**** THE RECORDS ****

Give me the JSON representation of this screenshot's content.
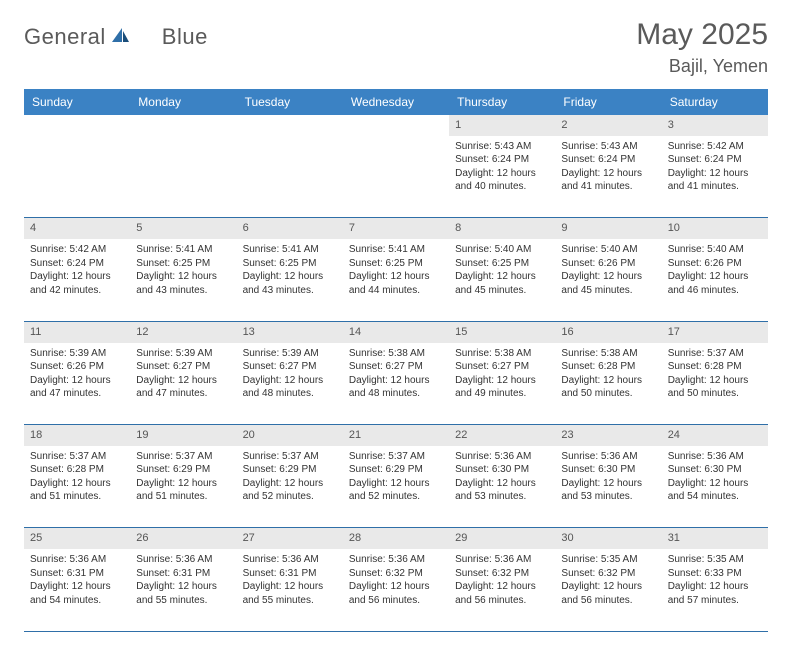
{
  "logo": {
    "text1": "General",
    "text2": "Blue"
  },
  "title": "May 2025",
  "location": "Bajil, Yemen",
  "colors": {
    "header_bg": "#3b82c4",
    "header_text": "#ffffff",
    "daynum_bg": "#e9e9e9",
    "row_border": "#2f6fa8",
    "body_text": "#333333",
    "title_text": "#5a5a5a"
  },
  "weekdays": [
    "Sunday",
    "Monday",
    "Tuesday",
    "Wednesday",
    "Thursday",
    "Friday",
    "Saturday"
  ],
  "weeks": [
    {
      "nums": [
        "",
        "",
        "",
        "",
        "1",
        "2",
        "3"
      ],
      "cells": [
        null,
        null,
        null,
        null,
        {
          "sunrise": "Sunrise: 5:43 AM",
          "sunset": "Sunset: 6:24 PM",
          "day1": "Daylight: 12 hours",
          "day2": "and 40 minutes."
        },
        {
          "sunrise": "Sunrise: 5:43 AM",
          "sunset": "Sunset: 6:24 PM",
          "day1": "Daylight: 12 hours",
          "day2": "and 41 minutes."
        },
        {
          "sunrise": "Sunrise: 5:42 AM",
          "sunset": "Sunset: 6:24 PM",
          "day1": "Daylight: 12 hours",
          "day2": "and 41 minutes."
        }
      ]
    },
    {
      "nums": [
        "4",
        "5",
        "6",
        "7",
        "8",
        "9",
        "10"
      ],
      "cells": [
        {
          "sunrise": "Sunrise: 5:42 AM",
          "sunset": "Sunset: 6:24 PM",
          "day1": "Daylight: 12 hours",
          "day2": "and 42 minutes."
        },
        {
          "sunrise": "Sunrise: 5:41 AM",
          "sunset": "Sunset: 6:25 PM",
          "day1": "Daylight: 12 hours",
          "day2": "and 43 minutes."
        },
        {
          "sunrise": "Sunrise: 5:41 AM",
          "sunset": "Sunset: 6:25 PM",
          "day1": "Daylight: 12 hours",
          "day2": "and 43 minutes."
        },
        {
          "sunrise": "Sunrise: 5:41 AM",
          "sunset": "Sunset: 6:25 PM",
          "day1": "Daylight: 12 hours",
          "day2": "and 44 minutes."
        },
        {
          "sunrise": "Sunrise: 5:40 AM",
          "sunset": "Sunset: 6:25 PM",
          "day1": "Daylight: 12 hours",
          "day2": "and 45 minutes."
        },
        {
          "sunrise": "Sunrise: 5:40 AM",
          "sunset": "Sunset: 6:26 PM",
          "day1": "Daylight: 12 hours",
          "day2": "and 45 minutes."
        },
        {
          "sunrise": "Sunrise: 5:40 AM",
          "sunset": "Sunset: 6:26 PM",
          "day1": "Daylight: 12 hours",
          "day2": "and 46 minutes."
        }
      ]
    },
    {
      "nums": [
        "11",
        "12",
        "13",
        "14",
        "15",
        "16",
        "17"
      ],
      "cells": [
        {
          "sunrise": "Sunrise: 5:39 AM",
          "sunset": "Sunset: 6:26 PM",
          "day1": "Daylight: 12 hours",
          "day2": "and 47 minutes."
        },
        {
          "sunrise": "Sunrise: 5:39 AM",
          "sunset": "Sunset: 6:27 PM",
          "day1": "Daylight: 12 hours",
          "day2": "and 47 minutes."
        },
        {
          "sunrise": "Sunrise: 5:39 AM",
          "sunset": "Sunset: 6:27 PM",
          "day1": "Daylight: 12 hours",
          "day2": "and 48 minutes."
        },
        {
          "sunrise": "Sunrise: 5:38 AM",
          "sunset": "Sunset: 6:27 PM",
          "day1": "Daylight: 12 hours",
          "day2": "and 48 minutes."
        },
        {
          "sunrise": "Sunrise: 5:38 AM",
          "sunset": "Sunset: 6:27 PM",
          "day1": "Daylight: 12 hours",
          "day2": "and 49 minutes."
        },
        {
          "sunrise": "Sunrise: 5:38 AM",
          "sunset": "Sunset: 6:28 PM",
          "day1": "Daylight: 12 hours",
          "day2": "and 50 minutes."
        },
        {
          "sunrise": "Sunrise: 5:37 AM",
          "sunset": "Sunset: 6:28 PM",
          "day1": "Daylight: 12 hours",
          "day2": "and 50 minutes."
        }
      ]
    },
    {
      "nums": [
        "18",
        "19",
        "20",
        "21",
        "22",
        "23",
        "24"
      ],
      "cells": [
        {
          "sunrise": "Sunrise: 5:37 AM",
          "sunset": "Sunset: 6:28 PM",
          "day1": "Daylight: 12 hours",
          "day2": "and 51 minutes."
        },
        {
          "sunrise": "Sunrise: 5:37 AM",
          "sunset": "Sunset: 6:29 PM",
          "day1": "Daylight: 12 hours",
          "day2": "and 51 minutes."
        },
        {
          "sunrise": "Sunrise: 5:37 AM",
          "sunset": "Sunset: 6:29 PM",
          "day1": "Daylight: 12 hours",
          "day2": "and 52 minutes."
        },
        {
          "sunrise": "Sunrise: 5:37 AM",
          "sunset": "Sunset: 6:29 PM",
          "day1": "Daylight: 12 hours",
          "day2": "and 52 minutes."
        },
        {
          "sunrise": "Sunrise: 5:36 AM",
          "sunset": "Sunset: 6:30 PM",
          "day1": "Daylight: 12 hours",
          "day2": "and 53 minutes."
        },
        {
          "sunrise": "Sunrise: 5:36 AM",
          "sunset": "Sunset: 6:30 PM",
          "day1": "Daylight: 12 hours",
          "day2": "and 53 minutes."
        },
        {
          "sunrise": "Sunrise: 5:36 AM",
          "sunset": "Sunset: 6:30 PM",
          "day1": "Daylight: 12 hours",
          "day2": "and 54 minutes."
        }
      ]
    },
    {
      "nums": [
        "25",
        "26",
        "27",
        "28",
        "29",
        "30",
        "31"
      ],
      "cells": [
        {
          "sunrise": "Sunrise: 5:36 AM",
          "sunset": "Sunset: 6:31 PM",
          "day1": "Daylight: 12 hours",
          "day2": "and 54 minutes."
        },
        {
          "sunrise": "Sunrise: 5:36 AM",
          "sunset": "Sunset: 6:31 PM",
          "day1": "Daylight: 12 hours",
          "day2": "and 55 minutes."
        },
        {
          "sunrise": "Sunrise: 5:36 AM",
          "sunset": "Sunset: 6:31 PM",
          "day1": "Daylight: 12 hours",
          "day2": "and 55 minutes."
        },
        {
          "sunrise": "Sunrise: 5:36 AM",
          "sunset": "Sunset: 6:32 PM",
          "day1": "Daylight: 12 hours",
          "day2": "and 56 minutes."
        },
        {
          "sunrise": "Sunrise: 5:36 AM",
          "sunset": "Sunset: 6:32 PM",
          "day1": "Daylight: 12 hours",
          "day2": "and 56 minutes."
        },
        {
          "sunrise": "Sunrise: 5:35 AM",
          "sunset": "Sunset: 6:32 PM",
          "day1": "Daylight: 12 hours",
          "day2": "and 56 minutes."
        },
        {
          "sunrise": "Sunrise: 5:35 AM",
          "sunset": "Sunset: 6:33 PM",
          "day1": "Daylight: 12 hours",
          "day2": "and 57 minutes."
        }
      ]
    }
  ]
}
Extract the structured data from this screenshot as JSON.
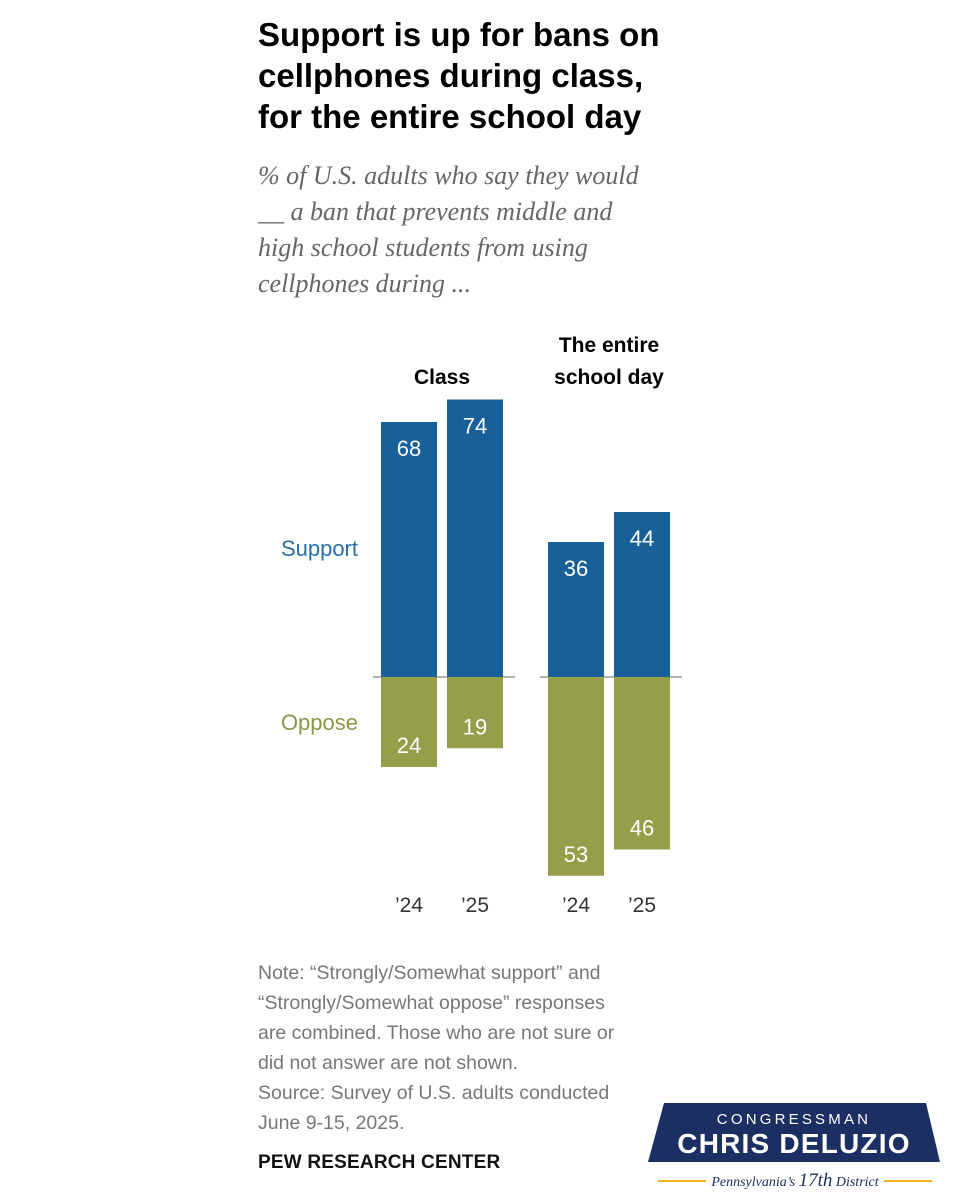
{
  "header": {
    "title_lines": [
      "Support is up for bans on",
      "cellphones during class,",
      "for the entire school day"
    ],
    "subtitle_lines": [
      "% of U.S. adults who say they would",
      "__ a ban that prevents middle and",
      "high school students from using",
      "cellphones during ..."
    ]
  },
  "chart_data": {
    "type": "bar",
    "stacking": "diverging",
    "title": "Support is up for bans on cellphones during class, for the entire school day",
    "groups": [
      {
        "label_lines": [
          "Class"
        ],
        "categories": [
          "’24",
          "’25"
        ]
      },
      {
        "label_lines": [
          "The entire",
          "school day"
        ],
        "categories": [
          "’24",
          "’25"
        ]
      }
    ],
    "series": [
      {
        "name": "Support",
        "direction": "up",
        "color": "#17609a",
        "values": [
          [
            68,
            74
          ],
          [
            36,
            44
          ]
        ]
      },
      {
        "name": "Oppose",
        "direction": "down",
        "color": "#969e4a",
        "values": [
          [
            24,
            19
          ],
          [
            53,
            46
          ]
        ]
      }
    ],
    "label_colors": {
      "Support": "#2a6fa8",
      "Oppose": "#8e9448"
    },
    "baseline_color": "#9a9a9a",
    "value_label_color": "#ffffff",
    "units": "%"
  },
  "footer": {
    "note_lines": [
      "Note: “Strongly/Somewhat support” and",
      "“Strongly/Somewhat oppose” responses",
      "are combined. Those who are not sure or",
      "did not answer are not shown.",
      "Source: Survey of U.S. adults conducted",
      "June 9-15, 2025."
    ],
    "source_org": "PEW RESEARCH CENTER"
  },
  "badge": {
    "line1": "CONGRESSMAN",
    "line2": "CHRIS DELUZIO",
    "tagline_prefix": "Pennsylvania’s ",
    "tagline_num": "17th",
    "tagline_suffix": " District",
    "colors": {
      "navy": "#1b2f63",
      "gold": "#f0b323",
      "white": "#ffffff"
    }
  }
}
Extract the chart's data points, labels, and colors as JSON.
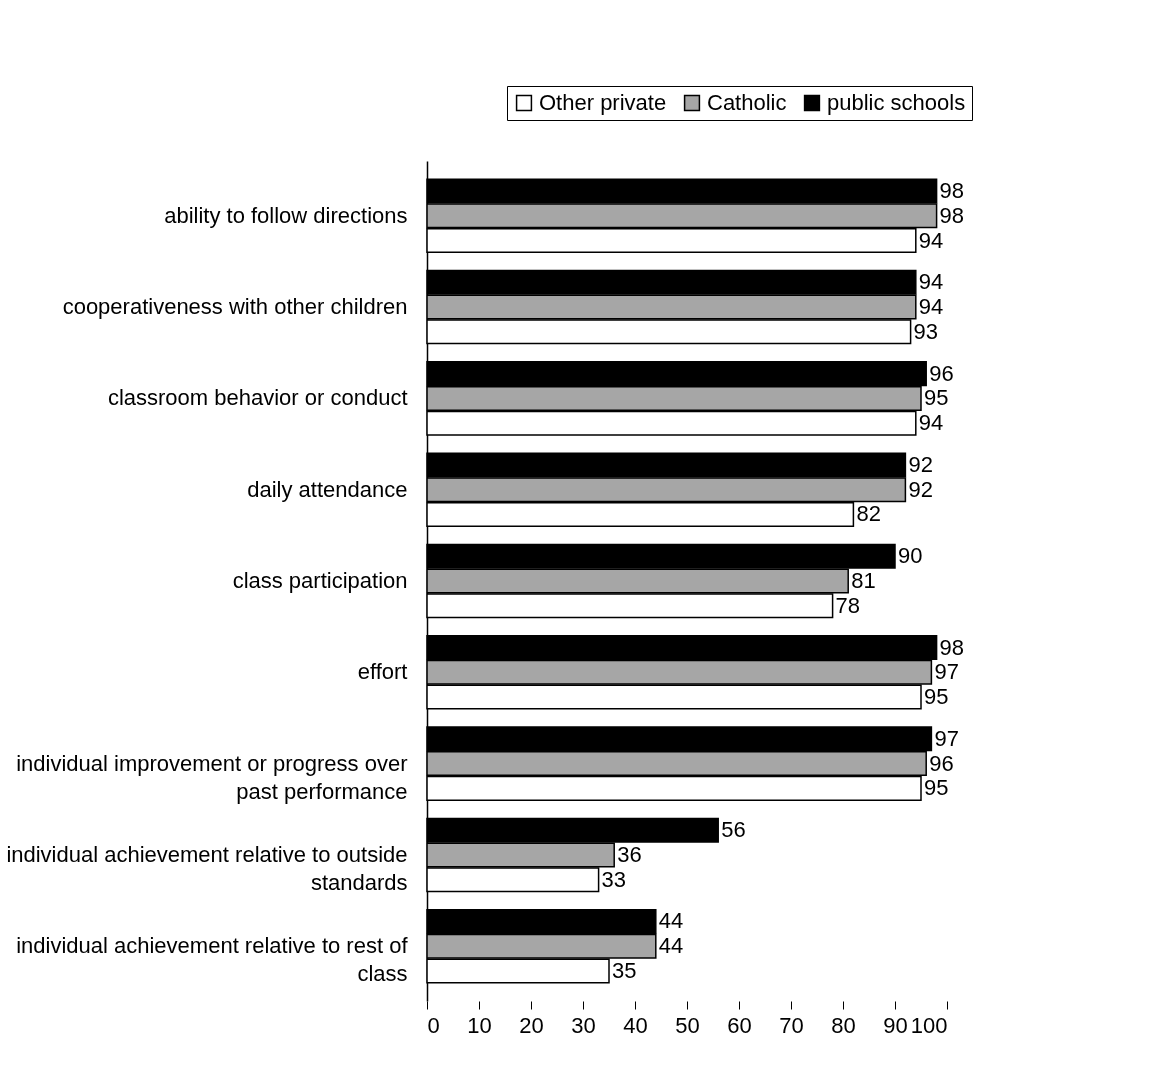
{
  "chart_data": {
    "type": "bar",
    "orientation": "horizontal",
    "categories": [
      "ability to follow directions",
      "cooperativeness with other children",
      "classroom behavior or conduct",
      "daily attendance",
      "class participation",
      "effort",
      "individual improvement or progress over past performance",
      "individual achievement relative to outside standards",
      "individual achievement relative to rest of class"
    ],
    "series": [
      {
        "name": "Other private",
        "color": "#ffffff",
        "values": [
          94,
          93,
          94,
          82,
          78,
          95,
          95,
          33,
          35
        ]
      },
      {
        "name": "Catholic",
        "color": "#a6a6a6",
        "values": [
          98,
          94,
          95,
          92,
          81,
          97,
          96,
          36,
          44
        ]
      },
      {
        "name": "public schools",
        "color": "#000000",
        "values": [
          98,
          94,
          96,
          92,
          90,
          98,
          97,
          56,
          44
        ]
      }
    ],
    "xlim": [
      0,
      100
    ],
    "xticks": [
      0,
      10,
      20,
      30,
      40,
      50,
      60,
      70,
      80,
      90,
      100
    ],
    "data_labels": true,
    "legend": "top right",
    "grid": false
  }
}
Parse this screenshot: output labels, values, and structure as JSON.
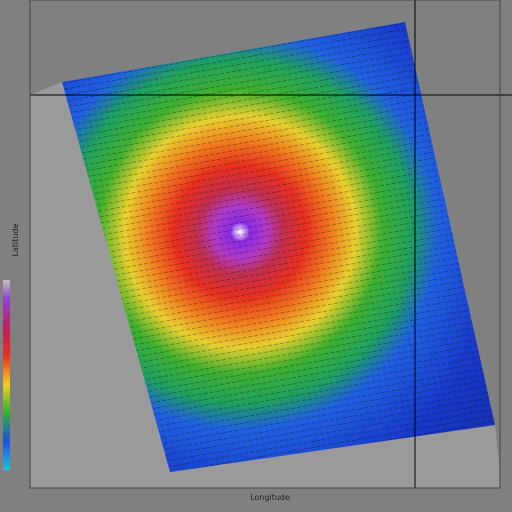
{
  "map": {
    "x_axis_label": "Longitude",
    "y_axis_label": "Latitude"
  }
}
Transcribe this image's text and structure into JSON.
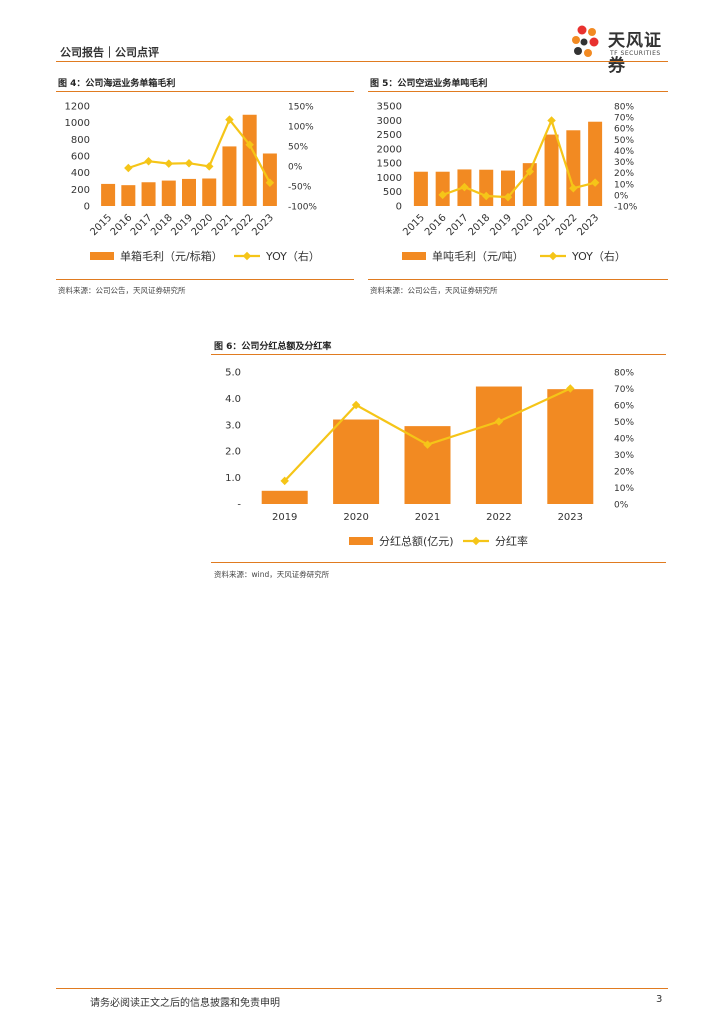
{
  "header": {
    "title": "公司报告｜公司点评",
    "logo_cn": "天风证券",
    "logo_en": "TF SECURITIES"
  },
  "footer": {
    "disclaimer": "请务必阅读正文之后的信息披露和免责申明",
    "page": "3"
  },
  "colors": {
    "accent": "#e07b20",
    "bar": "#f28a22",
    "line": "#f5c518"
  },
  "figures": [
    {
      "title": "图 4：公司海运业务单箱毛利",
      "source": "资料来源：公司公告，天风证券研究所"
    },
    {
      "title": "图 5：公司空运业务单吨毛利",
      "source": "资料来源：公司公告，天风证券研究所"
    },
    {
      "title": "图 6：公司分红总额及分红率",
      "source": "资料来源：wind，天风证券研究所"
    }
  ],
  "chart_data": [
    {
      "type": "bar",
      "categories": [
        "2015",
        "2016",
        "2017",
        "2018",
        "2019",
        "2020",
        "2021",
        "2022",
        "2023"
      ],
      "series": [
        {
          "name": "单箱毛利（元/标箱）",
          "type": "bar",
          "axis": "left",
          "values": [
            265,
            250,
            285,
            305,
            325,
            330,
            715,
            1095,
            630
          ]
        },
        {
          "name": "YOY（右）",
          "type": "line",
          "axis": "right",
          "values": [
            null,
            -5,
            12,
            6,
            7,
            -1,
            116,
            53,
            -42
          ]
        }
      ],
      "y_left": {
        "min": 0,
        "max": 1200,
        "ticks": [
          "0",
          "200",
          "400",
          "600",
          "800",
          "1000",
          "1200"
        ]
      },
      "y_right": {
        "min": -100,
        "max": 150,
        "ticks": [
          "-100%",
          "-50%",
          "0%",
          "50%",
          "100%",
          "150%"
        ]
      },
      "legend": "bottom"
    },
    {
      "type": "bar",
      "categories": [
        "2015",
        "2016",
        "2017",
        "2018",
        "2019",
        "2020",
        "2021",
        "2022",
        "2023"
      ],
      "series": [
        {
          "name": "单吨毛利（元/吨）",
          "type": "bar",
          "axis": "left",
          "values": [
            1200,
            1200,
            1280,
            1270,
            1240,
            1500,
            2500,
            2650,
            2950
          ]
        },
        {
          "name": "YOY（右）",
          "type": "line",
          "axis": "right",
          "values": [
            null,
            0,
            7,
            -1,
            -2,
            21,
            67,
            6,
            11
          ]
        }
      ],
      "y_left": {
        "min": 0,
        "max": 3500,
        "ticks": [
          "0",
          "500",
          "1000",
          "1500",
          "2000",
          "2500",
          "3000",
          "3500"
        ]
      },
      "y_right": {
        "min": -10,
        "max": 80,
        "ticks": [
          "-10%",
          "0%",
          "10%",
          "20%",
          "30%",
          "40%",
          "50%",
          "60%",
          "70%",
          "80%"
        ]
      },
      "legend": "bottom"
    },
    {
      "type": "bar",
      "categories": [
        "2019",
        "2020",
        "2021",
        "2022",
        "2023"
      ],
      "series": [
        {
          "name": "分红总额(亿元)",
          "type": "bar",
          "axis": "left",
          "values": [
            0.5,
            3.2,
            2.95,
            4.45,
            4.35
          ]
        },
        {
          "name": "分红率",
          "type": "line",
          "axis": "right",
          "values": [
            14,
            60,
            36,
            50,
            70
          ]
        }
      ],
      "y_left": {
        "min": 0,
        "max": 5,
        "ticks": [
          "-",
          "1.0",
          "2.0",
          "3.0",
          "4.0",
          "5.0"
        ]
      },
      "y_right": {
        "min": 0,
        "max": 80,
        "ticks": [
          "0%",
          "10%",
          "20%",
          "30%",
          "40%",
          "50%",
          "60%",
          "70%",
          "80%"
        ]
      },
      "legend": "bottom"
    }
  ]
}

****

Return each line of the listing that holds the string "ffffff".

    "header_text": "#ffffff",
    "value_label_color": "#ffffff",
      "white": "#ffffff"
        "color": "#ffffff",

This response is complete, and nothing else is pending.